───── The input

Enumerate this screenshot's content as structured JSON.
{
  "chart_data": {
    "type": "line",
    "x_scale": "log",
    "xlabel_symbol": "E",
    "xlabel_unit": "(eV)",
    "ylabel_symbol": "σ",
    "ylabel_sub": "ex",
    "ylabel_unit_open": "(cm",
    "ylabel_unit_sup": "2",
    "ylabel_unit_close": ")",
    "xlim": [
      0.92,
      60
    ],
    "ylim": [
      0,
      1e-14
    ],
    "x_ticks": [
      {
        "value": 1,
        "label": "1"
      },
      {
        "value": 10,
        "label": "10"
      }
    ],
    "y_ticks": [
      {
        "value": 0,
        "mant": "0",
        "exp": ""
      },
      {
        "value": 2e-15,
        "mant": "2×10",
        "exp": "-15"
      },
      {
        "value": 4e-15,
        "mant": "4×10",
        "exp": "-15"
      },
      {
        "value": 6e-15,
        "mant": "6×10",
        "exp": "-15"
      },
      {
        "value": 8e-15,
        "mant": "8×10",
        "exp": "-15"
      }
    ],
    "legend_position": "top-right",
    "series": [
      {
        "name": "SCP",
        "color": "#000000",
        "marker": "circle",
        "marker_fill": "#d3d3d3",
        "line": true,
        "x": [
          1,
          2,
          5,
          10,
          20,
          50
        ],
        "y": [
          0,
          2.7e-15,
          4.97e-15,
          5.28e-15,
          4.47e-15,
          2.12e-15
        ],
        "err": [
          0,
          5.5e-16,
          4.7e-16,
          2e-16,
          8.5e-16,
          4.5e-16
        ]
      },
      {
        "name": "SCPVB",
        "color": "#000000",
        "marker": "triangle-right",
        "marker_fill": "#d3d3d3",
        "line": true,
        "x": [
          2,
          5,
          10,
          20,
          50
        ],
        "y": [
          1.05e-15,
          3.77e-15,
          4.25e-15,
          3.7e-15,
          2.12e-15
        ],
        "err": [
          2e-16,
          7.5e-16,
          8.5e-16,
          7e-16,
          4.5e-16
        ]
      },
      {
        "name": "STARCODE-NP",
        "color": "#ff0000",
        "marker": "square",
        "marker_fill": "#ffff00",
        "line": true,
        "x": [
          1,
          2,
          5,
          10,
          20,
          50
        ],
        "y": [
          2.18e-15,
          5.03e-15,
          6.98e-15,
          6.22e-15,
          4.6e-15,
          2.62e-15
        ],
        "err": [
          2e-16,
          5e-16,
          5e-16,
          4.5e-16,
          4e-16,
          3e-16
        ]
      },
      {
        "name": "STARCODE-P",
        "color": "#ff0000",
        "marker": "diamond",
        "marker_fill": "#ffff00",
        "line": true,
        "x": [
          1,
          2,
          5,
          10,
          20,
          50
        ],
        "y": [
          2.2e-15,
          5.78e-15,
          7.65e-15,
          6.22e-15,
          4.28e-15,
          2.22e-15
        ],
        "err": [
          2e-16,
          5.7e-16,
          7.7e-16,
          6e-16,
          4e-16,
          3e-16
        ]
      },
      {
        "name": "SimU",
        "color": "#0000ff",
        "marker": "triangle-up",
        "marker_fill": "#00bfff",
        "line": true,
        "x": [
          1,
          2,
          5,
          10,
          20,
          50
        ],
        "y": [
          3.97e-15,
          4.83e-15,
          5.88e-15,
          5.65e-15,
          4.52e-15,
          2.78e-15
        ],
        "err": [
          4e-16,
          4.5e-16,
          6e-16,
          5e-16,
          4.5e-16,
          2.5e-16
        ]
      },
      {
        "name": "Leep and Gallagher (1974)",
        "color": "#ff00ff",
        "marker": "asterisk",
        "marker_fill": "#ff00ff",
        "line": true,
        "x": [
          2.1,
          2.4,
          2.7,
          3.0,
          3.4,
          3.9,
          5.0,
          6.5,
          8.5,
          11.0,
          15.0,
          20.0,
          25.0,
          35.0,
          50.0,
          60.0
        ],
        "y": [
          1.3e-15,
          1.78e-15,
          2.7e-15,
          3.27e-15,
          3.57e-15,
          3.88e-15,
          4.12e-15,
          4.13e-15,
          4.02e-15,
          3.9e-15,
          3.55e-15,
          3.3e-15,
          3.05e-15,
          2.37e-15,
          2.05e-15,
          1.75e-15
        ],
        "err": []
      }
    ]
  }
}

──────────

Stated goal
Retype all the records, matching them exactly.

Result below
Enumerate this screenshot's content as structured JSON.
{
  "chart_data": {
    "type": "line",
    "x_scale": "log",
    "xlabel_symbol": "E",
    "xlabel_unit": "(eV)",
    "ylabel_symbol": "σ",
    "ylabel_sub": "ex",
    "ylabel_unit_open": "(cm",
    "ylabel_unit_sup": "2",
    "ylabel_unit_close": ")",
    "xlim": [
      0.92,
      60
    ],
    "ylim": [
      0,
      1e-14
    ],
    "x_ticks": [
      {
        "value": 1,
        "label": "1"
      },
      {
        "value": 10,
        "label": "10"
      }
    ],
    "y_ticks": [
      {
        "value": 0,
        "mant": "0",
        "exp": ""
      },
      {
        "value": 2e-15,
        "mant": "2×10",
        "exp": "-15"
      },
      {
        "value": 4e-15,
        "mant": "4×10",
        "exp": "-15"
      },
      {
        "value": 6e-15,
        "mant": "6×10",
        "exp": "-15"
      },
      {
        "value": 8e-15,
        "mant": "8×10",
        "exp": "-15"
      }
    ],
    "legend_position": "top-right",
    "series": [
      {
        "name": "SCP",
        "color": "#000000",
        "marker": "circle",
        "marker_fill": "#d3d3d3",
        "line": true,
        "x": [
          1,
          2,
          5,
          10,
          20,
          50
        ],
        "y": [
          0,
          2.7e-15,
          4.97e-15,
          5.28e-15,
          4.47e-15,
          2.12e-15
        ],
        "err": [
          0,
          5.5e-16,
          4.7e-16,
          2e-16,
          8.5e-16,
          4.5e-16
        ]
      },
      {
        "name": "SCPVB",
        "color": "#000000",
        "marker": "triangle-right",
        "marker_fill": "#d3d3d3",
        "line": true,
        "x": [
          2,
          5,
          10,
          20,
          50
        ],
        "y": [
          1.05e-15,
          3.77e-15,
          4.25e-15,
          3.7e-15,
          2.12e-15
        ],
        "err": [
          2e-16,
          7.5e-16,
          8.5e-16,
          7e-16,
          4.5e-16
        ]
      },
      {
        "name": "STARCODE-NP",
        "color": "#ff0000",
        "marker": "square",
        "marker_fill": "#ffff00",
        "line": true,
        "x": [
          1,
          2,
          5,
          10,
          20,
          50
        ],
        "y": [
          2.18e-15,
          5.03e-15,
          6.98e-15,
          6.22e-15,
          4.6e-15,
          2.62e-15
        ],
        "err": [
          2e-16,
          5e-16,
          5e-16,
          4.5e-16,
          4e-16,
          3e-16
        ]
      },
      {
        "name": "STARCODE-P",
        "color": "#ff0000",
        "marker": "diamond",
        "marker_fill": "#ffff00",
        "line": true,
        "x": [
          1,
          2,
          5,
          10,
          20,
          50
        ],
        "y": [
          2.2e-15,
          5.78e-15,
          7.65e-15,
          6.22e-15,
          4.28e-15,
          2.22e-15
        ],
        "err": [
          2e-16,
          5.7e-16,
          7.7e-16,
          6e-16,
          4e-16,
          3e-16
        ]
      },
      {
        "name": "SimU",
        "color": "#0000ff",
        "marker": "triangle-up",
        "marker_fill": "#00bfff",
        "line": true,
        "x": [
          1,
          2,
          5,
          10,
          20,
          50
        ],
        "y": [
          3.97e-15,
          4.83e-15,
          5.88e-15,
          5.65e-15,
          4.52e-15,
          2.78e-15
        ],
        "err": [
          4e-16,
          4.5e-16,
          6e-16,
          5e-16,
          4.5e-16,
          2.5e-16
        ]
      },
      {
        "name": "Leep and Gallagher (1974)",
        "color": "#ff00ff",
        "marker": "asterisk",
        "marker_fill": "#ff00ff",
        "line": true,
        "x": [
          2.1,
          2.4,
          2.7,
          3.0,
          3.4,
          3.9,
          5.0,
          6.5,
          8.5,
          11.0,
          15.0,
          20.0,
          25.0,
          35.0,
          50.0,
          60.0
        ],
        "y": [
          1.3e-15,
          1.78e-15,
          2.7e-15,
          3.27e-15,
          3.57e-15,
          3.88e-15,
          4.12e-15,
          4.13e-15,
          4.02e-15,
          3.9e-15,
          3.55e-15,
          3.3e-15,
          3.05e-15,
          2.37e-15,
          2.05e-15,
          1.75e-15
        ],
        "err": []
      }
    ]
  }
}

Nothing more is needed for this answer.